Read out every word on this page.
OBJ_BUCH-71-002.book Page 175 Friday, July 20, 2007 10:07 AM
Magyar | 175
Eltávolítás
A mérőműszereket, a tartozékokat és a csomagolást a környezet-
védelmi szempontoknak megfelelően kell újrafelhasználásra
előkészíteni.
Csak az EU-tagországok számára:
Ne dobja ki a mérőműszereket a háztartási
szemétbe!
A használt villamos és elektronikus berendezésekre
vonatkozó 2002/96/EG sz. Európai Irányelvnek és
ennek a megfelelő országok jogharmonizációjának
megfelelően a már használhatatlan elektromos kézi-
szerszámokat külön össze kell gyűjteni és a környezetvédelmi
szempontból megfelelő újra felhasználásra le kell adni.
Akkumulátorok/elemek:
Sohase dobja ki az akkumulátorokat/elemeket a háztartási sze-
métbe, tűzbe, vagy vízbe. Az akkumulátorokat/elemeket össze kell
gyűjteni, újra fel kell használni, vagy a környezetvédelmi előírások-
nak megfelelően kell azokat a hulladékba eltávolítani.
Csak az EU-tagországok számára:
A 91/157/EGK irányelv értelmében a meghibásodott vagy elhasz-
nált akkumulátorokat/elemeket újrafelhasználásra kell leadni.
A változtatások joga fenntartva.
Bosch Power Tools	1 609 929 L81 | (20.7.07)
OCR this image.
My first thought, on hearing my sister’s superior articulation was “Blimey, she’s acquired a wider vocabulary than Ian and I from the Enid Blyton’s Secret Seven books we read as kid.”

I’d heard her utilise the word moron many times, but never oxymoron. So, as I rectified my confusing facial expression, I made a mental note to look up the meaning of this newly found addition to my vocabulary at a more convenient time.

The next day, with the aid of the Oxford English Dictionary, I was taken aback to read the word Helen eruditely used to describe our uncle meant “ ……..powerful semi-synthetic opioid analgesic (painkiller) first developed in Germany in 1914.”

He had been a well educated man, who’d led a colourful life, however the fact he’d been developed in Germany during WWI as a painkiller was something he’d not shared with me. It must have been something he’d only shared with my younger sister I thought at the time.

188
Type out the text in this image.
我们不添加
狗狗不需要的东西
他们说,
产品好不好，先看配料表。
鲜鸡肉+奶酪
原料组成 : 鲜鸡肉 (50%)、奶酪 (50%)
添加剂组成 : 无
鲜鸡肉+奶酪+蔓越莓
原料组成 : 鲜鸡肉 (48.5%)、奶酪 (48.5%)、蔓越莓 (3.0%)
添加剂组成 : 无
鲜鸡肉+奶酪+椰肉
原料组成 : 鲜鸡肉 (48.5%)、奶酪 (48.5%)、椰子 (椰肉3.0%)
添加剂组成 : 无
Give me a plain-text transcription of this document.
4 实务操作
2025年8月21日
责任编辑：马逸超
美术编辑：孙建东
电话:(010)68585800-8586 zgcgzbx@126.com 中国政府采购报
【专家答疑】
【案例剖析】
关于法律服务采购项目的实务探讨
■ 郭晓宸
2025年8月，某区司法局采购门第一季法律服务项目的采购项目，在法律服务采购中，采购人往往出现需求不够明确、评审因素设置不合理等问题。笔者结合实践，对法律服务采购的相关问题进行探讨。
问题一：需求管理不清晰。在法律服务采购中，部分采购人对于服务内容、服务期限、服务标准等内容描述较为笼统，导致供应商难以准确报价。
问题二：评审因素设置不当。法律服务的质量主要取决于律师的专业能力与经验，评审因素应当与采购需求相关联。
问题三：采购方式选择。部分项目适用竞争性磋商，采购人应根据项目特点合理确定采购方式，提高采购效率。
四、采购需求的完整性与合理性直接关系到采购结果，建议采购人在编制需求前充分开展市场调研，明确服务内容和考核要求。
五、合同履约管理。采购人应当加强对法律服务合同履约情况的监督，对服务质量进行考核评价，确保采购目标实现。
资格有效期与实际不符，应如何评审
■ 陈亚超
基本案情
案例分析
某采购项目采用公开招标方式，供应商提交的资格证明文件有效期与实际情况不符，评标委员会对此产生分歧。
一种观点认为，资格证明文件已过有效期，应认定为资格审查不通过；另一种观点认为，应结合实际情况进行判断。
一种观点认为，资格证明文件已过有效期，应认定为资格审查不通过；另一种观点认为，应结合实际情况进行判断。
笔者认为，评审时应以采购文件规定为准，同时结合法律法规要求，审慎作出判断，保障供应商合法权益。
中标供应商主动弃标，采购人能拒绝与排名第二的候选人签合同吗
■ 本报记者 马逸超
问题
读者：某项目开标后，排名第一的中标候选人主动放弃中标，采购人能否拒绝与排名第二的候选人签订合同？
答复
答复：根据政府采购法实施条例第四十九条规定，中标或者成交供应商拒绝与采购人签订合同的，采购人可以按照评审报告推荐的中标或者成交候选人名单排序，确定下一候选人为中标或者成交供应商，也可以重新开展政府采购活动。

• WRITTEN EXERCISE: Copy out all the entries shown above, character for character.

• RESULT:
Read out every word on this page.
OBJ_BUCH-71-002.book Page 175 Friday, July 20, 2007 10:07 AM
Magyar | 175
Eltávolítás
A mérőműszereket, a tartozékokat és a csomagolást a környezet-
védelmi szempontoknak megfelelően kell újrafelhasználásra
előkészíteni.
Csak az EU-tagországok számára:
Ne dobja ki a mérőműszereket a háztartási
szemétbe!
A használt villamos és elektronikus berendezésekre
vonatkozó 2002/96/EG sz. Európai Irányelvnek és
ennek a megfelelő országok jogharmonizációjának
megfelelően a már használhatatlan elektromos kézi-
szerszámokat külön össze kell gyűjteni és a környezetvédelmi
szempontból megfelelő újra felhasználásra le kell adni.
Akkumulátorok/elemek:
Sohase dobja ki az akkumulátorokat/elemeket a háztartási sze-
métbe, tűzbe, vagy vízbe. Az akkumulátorokat/elemeket össze kell
gyűjteni, újra fel kell használni, vagy a környezetvédelmi előírások-
nak megfelelően kell azokat a hulladékba eltávolítani.
Csak az EU-tagországok számára:
A 91/157/EGK irányelv értelmében a meghibásodott vagy elhasz-
nált akkumulátorokat/elemeket újrafelhasználásra kell leadni.
A változtatások joga fenntartva.
Bosch Power Tools	1 609 929 L81 | (20.7.07)
OCR this image.
My first thought, on hearing my sister’s superior articulation was “Blimey, she’s acquired a wider vocabulary than Ian and I from the Enid Blyton’s Secret Seven books we read as kid.”

I’d heard her utilise the word moron many times, but never oxymoron. So, as I rectified my confusing facial expression, I made a mental note to look up the meaning of this newly found addition to my vocabulary at a more convenient time.

The next day, with the aid of the Oxford English Dictionary, I was taken aback to read the word Helen eruditely used to describe our uncle meant “ ……..powerful semi-synthetic opioid analgesic (painkiller) first developed in Germany in 1914.”

He had been a well educated man, who’d led a colourful life, however the fact he’d been developed in Germany during WWI as a painkiller was something he’d not shared with me. It must have been something he’d only shared with my younger sister I thought at the time.

188
Type out the text in this image.
我们不添加
狗狗不需要的东西
他们说,
产品好不好，先看配料表。
鲜鸡肉+奶酪
原料组成 : 鲜鸡肉 (50%)、奶酪 (50%)
添加剂组成 : 无
鲜鸡肉+奶酪+蔓越莓
原料组成 : 鲜鸡肉 (48.5%)、奶酪 (48.5%)、蔓越莓 (3.0%)
添加剂组成 : 无
鲜鸡肉+奶酪+椰肉
原料组成 : 鲜鸡肉 (48.5%)、奶酪 (48.5%)、椰子 (椰肉3.0%)
添加剂组成 : 无
Give me a plain-text transcription of this document.
4 实务操作
2025年8月21日
责任编辑：马逸超
美术编辑：孙建东
电话:(010)68585800-8586 zgcgzbx@126.com 中国政府采购报
【专家答疑】
【案例剖析】
关于法律服务采购项目的实务探讨
■ 郭晓宸
2025年8月，某区司法局采购门第一季法律服务项目的采购项目，在法律服务采购中，采购人往往出现需求不够明确、评审因素设置不合理等问题。笔者结合实践，对法律服务采购的相关问题进行探讨。
问题一：需求管理不清晰。在法律服务采购中，部分采购人对于服务内容、服务期限、服务标准等内容描述较为笼统，导致供应商难以准确报价。
问题二：评审因素设置不当。法律服务的质量主要取决于律师的专业能力与经验，评审因素应当与采购需求相关联。
问题三：采购方式选择。部分项目适用竞争性磋商，采购人应根据项目特点合理确定采购方式，提高采购效率。
四、采购需求的完整性与合理性直接关系到采购结果，建议采购人在编制需求前充分开展市场调研，明确服务内容和考核要求。
五、合同履约管理。采购人应当加强对法律服务合同履约情况的监督，对服务质量进行考核评价，确保采购目标实现。
资格有效期与实际不符，应如何评审
■ 陈亚超
基本案情
案例分析
某采购项目采用公开招标方式，供应商提交的资格证明文件有效期与实际情况不符，评标委员会对此产生分歧。
一种观点认为，资格证明文件已过有效期，应认定为资格审查不通过；另一种观点认为，应结合实际情况进行判断。
一种观点认为，资格证明文件已过有效期，应认定为资格审查不通过；另一种观点认为，应结合实际情况进行判断。
笔者认为，评审时应以采购文件规定为准，同时结合法律法规要求，审慎作出判断，保障供应商合法权益。
中标供应商主动弃标，采购人能拒绝与排名第二的候选人签合同吗
■ 本报记者 马逸超
问题
读者：某项目开标后，排名第一的中标候选人主动放弃中标，采购人能否拒绝与排名第二的候选人签订合同？
答复
答复：根据政府采购法实施条例第四十九条规定，中标或者成交供应商拒绝与采购人签订合同的，采购人可以按照评审报告推荐的中标或者成交候选人名单排序，确定下一候选人为中标或者成交供应商，也可以重新开展政府采购活动。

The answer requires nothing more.